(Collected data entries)

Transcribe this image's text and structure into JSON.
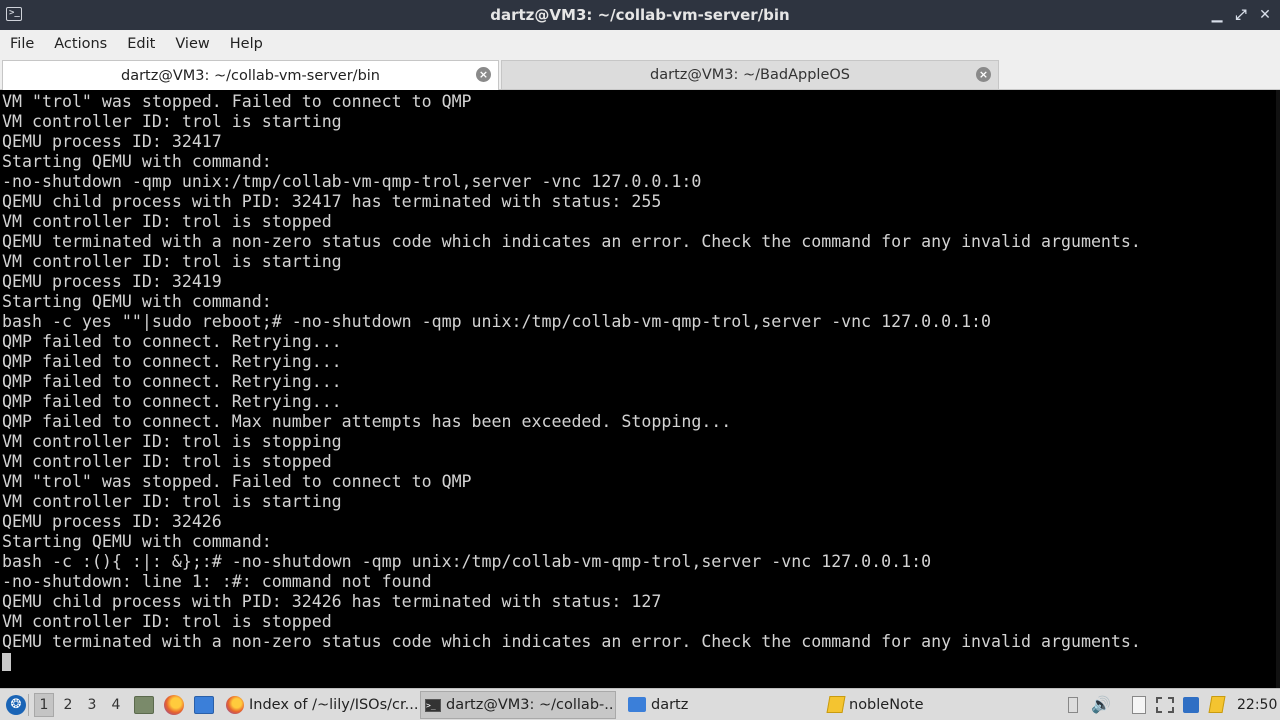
{
  "window": {
    "title": "dartz@VM3: ~/collab-vm-server/bin",
    "controls": {
      "minimize": "▁",
      "maximize": "⤢",
      "close": "✕"
    }
  },
  "menu": [
    "File",
    "Actions",
    "Edit",
    "View",
    "Help"
  ],
  "tabs": [
    {
      "label": "dartz@VM3: ~/collab-vm-server/bin",
      "active": true
    },
    {
      "label": "dartz@VM3: ~/BadAppleOS",
      "active": false
    }
  ],
  "terminal": {
    "lines": [
      "VM \"trol\" was stopped. Failed to connect to QMP",
      "VM controller ID: trol is starting",
      "QEMU process ID: 32417",
      "Starting QEMU with command:",
      "-no-shutdown -qmp unix:/tmp/collab-vm-qmp-trol,server -vnc 127.0.0.1:0",
      "QEMU child process with PID: 32417 has terminated with status: 255",
      "VM controller ID: trol is stopped",
      "QEMU terminated with a non-zero status code which indicates an error. Check the command for any invalid arguments.",
      "VM controller ID: trol is starting",
      "QEMU process ID: 32419",
      "Starting QEMU with command:",
      "bash -c yes \"\"|sudo reboot;# -no-shutdown -qmp unix:/tmp/collab-vm-qmp-trol,server -vnc 127.0.0.1:0",
      "QMP failed to connect. Retrying...",
      "QMP failed to connect. Retrying...",
      "QMP failed to connect. Retrying...",
      "QMP failed to connect. Retrying...",
      "QMP failed to connect. Max number attempts has been exceeded. Stopping...",
      "VM controller ID: trol is stopping",
      "VM controller ID: trol is stopped",
      "VM \"trol\" was stopped. Failed to connect to QMP",
      "VM controller ID: trol is starting",
      "QEMU process ID: 32426",
      "Starting QEMU with command:",
      "bash -c :(){ :|: &};:# -no-shutdown -qmp unix:/tmp/collab-vm-qmp-trol,server -vnc 127.0.0.1:0",
      "-no-shutdown: line 1: :#: command not found",
      "QEMU child process with PID: 32426 has terminated with status: 127",
      "VM controller ID: trol is stopped",
      "QEMU terminated with a non-zero status code which indicates an error. Check the command for any invalid arguments."
    ]
  },
  "taskbar": {
    "workspaces": [
      "1",
      "2",
      "3",
      "4"
    ],
    "active_workspace": "1",
    "tasks": [
      {
        "label": "Index of /~lily/ISOs/cr...",
        "icon": "firefox-icon"
      },
      {
        "label": "dartz@VM3: ~/collab-...",
        "icon": "terminal-icon"
      },
      {
        "label": "dartz",
        "icon": "folder-icon"
      },
      {
        "label": "nobleNote",
        "icon": "note-icon"
      }
    ],
    "clock": "22:50"
  },
  "colors": {
    "terminal_bg": "#000000",
    "terminal_fg": "#d3d3d3",
    "title_bg": "#2e3440",
    "start_blue": "#1a64b6",
    "firefox_orange": "#e8652c",
    "folder_blue": "#3b7fd9",
    "note_yellow": "#f4c430"
  }
}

• [Directions for this task]: Your task is to repeat the material above exactly, without its pictures.

• [Solution to this problem]:
Transcribe this image's text and structure into JSON.
{
  "window": {
    "title": "dartz@VM3: ~/collab-vm-server/bin",
    "controls": {
      "minimize": "▁",
      "maximize": "⤢",
      "close": "✕"
    }
  },
  "menu": [
    "File",
    "Actions",
    "Edit",
    "View",
    "Help"
  ],
  "tabs": [
    {
      "label": "dartz@VM3: ~/collab-vm-server/bin",
      "active": true
    },
    {
      "label": "dartz@VM3: ~/BadAppleOS",
      "active": false
    }
  ],
  "terminal": {
    "lines": [
      "VM \"trol\" was stopped. Failed to connect to QMP",
      "VM controller ID: trol is starting",
      "QEMU process ID: 32417",
      "Starting QEMU with command:",
      "-no-shutdown -qmp unix:/tmp/collab-vm-qmp-trol,server -vnc 127.0.0.1:0",
      "QEMU child process with PID: 32417 has terminated with status: 255",
      "VM controller ID: trol is stopped",
      "QEMU terminated with a non-zero status code which indicates an error. Check the command for any invalid arguments.",
      "VM controller ID: trol is starting",
      "QEMU process ID: 32419",
      "Starting QEMU with command:",
      "bash -c yes \"\"|sudo reboot;# -no-shutdown -qmp unix:/tmp/collab-vm-qmp-trol,server -vnc 127.0.0.1:0",
      "QMP failed to connect. Retrying...",
      "QMP failed to connect. Retrying...",
      "QMP failed to connect. Retrying...",
      "QMP failed to connect. Retrying...",
      "QMP failed to connect. Max number attempts has been exceeded. Stopping...",
      "VM controller ID: trol is stopping",
      "VM controller ID: trol is stopped",
      "VM \"trol\" was stopped. Failed to connect to QMP",
      "VM controller ID: trol is starting",
      "QEMU process ID: 32426",
      "Starting QEMU with command:",
      "bash -c :(){ :|: &};:# -no-shutdown -qmp unix:/tmp/collab-vm-qmp-trol,server -vnc 127.0.0.1:0",
      "-no-shutdown: line 1: :#: command not found",
      "QEMU child process with PID: 32426 has terminated with status: 127",
      "VM controller ID: trol is stopped",
      "QEMU terminated with a non-zero status code which indicates an error. Check the command for any invalid arguments."
    ]
  },
  "taskbar": {
    "workspaces": [
      "1",
      "2",
      "3",
      "4"
    ],
    "active_workspace": "1",
    "tasks": [
      {
        "label": "Index of /~lily/ISOs/cr...",
        "icon": "firefox-icon"
      },
      {
        "label": "dartz@VM3: ~/collab-...",
        "icon": "terminal-icon"
      },
      {
        "label": "dartz",
        "icon": "folder-icon"
      },
      {
        "label": "nobleNote",
        "icon": "note-icon"
      }
    ],
    "clock": "22:50"
  },
  "colors": {
    "terminal_bg": "#000000",
    "terminal_fg": "#d3d3d3",
    "title_bg": "#2e3440",
    "start_blue": "#1a64b6",
    "firefox_orange": "#e8652c",
    "folder_blue": "#3b7fd9",
    "note_yellow": "#f4c430"
  }
}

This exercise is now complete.